**RECORDS FOR THIS TASK**

════════════════

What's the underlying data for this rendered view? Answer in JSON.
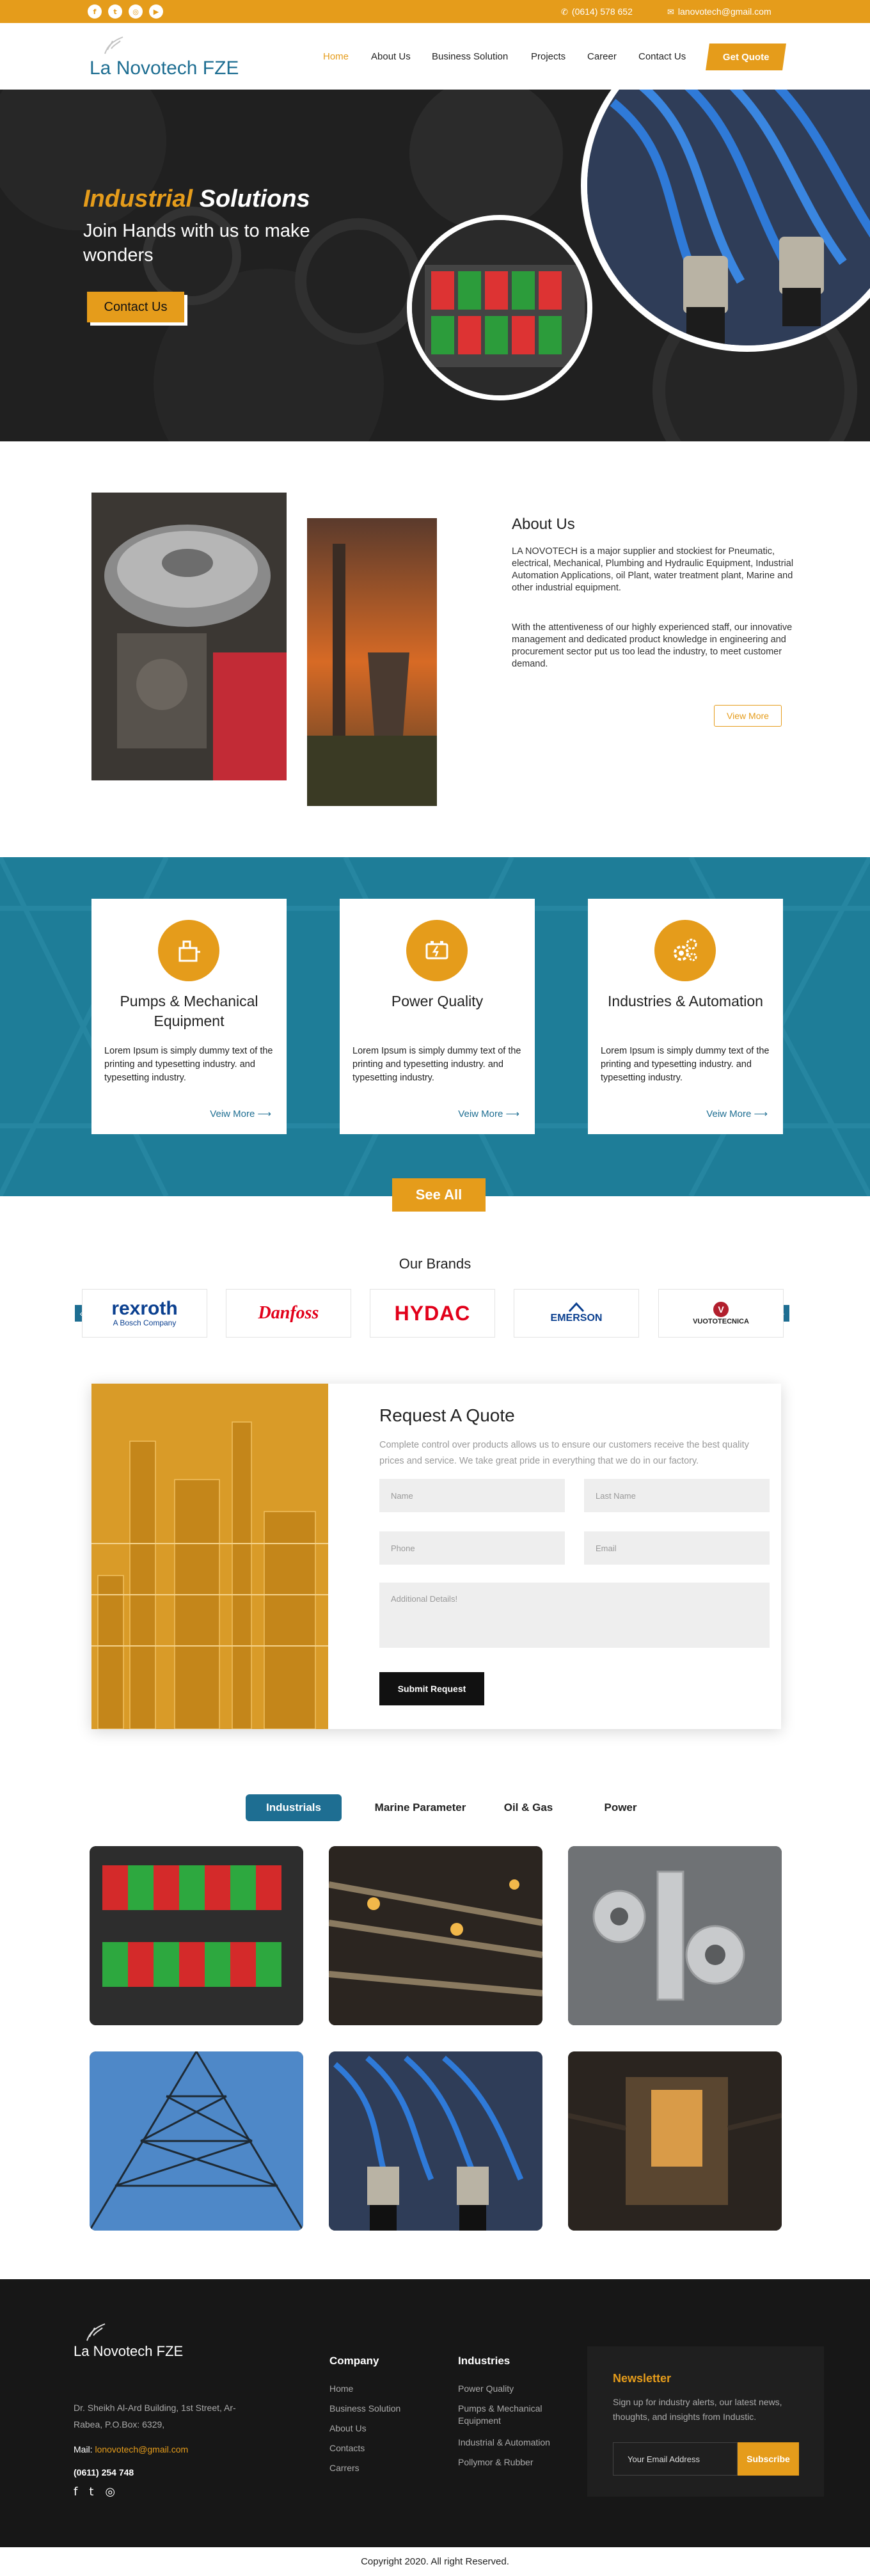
{
  "topbar": {
    "social": [
      "f",
      "t",
      "i",
      "yt"
    ],
    "phone": "(0614) 578 652",
    "email": "lanovotech@gmail.com"
  },
  "header": {
    "brand": "La Novotech FZE",
    "nav": [
      "Home",
      "About Us",
      "Business Solution",
      "Projects",
      "Career",
      "Contact Us"
    ],
    "active_nav": "Home",
    "quote_button": "Get Quote"
  },
  "hero": {
    "title_a": "Industrial",
    "title_b": "Solutions",
    "subtitle": "Join Hands with us to make wonders",
    "button": "Contact Us"
  },
  "about": {
    "title": "About Us",
    "p1": "LA NOVOTECH is a major supplier and stockiest for Pneumatic, electrical, Mechanical, Plumbing and Hydraulic Equipment, Industrial Automation Applications, oil Plant, water treatment plant, Marine and other industrial equipment.",
    "p2": "With the attentiveness of our highly experienced staff, our innovative management and dedicated product knowledge in engineering and procurement sector put us too lead the industry, to meet customer demand.",
    "button": "View More"
  },
  "services": {
    "cards": [
      {
        "title": "Pumps & Mechanical Equipment",
        "text": "Lorem Ipsum is simply dummy text of the printing and typesetting industry. and typesetting industry.",
        "more": "Veiw More ⟶",
        "icon": "pump-icon"
      },
      {
        "title": "Power Quality",
        "text": "Lorem Ipsum is simply dummy text of the printing and typesetting industry. and typesetting industry.",
        "more": "Veiw More ⟶",
        "icon": "battery-icon"
      },
      {
        "title": "Industries & Automation",
        "text": "Lorem Ipsum is simply dummy text of the printing and typesetting industry. and typesetting industry.",
        "more": "Veiw More ⟶",
        "icon": "gears-icon"
      }
    ],
    "see_all": "See All"
  },
  "brands": {
    "title": "Our Brands",
    "items": [
      {
        "name": "rexroth",
        "sub": "A Bosch Company"
      },
      {
        "name": "Danfoss",
        "sub": ""
      },
      {
        "name": "HYDAC",
        "sub": ""
      },
      {
        "name": "EMERSON",
        "sub": ""
      },
      {
        "name": "VUOTOTECNICA",
        "sub": ""
      }
    ]
  },
  "quote": {
    "title": "Request A Quote",
    "description": "Complete control over products allows us to ensure our customers receive the best quality prices and service. We take great pride in everything that we do in our factory.",
    "name_ph": "Name",
    "last_ph": "Last Name",
    "phone_ph": "Phone",
    "email_ph": "Email",
    "details_ph": "Additional Details!",
    "submit": "Submit Request"
  },
  "gallery": {
    "tabs": [
      "Industrials",
      "Marine Parameter",
      "Oil & Gas",
      "Power"
    ],
    "active_tab": "Industrials"
  },
  "footer": {
    "brand": "La Novotech FZE",
    "address": "Dr. Sheikh Al-Ard Building, 1st Street, Ar-Rabea, P.O.Box: 6329,",
    "mail_label": "Mail:",
    "mail": "lonovotech@gmail.com",
    "phone": "(0611) 254 748",
    "company_title": "Company",
    "company_links": [
      "Home",
      "Business Solution",
      "About Us",
      "Contacts",
      "Carrers"
    ],
    "industries_title": "Industries",
    "industries_links": [
      "Power Quality",
      "Pumps & Mechanical Equipment",
      "Industrial & Automation",
      "Pollymor & Rubber"
    ],
    "newsletter_title": "Newsletter",
    "newsletter_desc": "Sign up for industry alerts, our latest news, thoughts, and insights from Industic.",
    "newsletter_ph": "Your Email Address",
    "newsletter_btn": "Subscribe",
    "copyright": "Copyright 2020. All right Reserved."
  },
  "colors": {
    "accent": "#e59c1b",
    "primary": "#1e6e92",
    "footer_bg": "#171717"
  }
}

════════════════

**EXERCISE TASK**
Exclude the pictures and repeat every other part of the records word for word.

**OUTPUT**
What's the underlying data for this rendered view? Answer in JSON.
{
  "topbar": {
    "social": [
      "f",
      "t",
      "i",
      "yt"
    ],
    "phone": "(0614) 578 652",
    "email": "lanovotech@gmail.com"
  },
  "header": {
    "brand": "La Novotech FZE",
    "nav": [
      "Home",
      "About Us",
      "Business Solution",
      "Projects",
      "Career",
      "Contact Us"
    ],
    "active_nav": "Home",
    "quote_button": "Get Quote"
  },
  "hero": {
    "title_a": "Industrial",
    "title_b": "Solutions",
    "subtitle": "Join Hands with us to make wonders",
    "button": "Contact Us"
  },
  "about": {
    "title": "About Us",
    "p1": "LA NOVOTECH is a major supplier and stockiest for Pneumatic, electrical, Mechanical, Plumbing and Hydraulic Equipment, Industrial Automation Applications, oil Plant, water treatment plant, Marine and other industrial equipment.",
    "p2": "With the attentiveness of our highly experienced staff, our innovative management and dedicated product knowledge in engineering and procurement sector put us too lead the industry, to meet customer demand.",
    "button": "View More"
  },
  "services": {
    "cards": [
      {
        "title": "Pumps & Mechanical Equipment",
        "text": "Lorem Ipsum is simply dummy text of the printing and typesetting industry. and typesetting industry.",
        "more": "Veiw More ⟶",
        "icon": "pump-icon"
      },
      {
        "title": "Power Quality",
        "text": "Lorem Ipsum is simply dummy text of the printing and typesetting industry. and typesetting industry.",
        "more": "Veiw More ⟶",
        "icon": "battery-icon"
      },
      {
        "title": "Industries & Automation",
        "text": "Lorem Ipsum is simply dummy text of the printing and typesetting industry. and typesetting industry.",
        "more": "Veiw More ⟶",
        "icon": "gears-icon"
      }
    ],
    "see_all": "See All"
  },
  "brands": {
    "title": "Our Brands",
    "items": [
      {
        "name": "rexroth",
        "sub": "A Bosch Company"
      },
      {
        "name": "Danfoss",
        "sub": ""
      },
      {
        "name": "HYDAC",
        "sub": ""
      },
      {
        "name": "EMERSON",
        "sub": ""
      },
      {
        "name": "VUOTOTECNICA",
        "sub": ""
      }
    ]
  },
  "quote": {
    "title": "Request A Quote",
    "description": "Complete control over products allows us to ensure our customers receive the best quality prices and service. We take great pride in everything that we do in our factory.",
    "name_ph": "Name",
    "last_ph": "Last Name",
    "phone_ph": "Phone",
    "email_ph": "Email",
    "details_ph": "Additional Details!",
    "submit": "Submit Request"
  },
  "gallery": {
    "tabs": [
      "Industrials",
      "Marine Parameter",
      "Oil & Gas",
      "Power"
    ],
    "active_tab": "Industrials"
  },
  "footer": {
    "brand": "La Novotech FZE",
    "address": "Dr. Sheikh Al-Ard Building, 1st Street, Ar-Rabea, P.O.Box: 6329,",
    "mail_label": "Mail:",
    "mail": "lonovotech@gmail.com",
    "phone": "(0611) 254 748",
    "company_title": "Company",
    "company_links": [
      "Home",
      "Business Solution",
      "About Us",
      "Contacts",
      "Carrers"
    ],
    "industries_title": "Industries",
    "industries_links": [
      "Power Quality",
      "Pumps & Mechanical Equipment",
      "Industrial & Automation",
      "Pollymor & Rubber"
    ],
    "newsletter_title": "Newsletter",
    "newsletter_desc": "Sign up for industry alerts, our latest news, thoughts, and insights from Industic.",
    "newsletter_ph": "Your Email Address",
    "newsletter_btn": "Subscribe",
    "copyright": "Copyright 2020. All right Reserved."
  },
  "colors": {
    "accent": "#e59c1b",
    "primary": "#1e6e92",
    "footer_bg": "#171717"
  }
}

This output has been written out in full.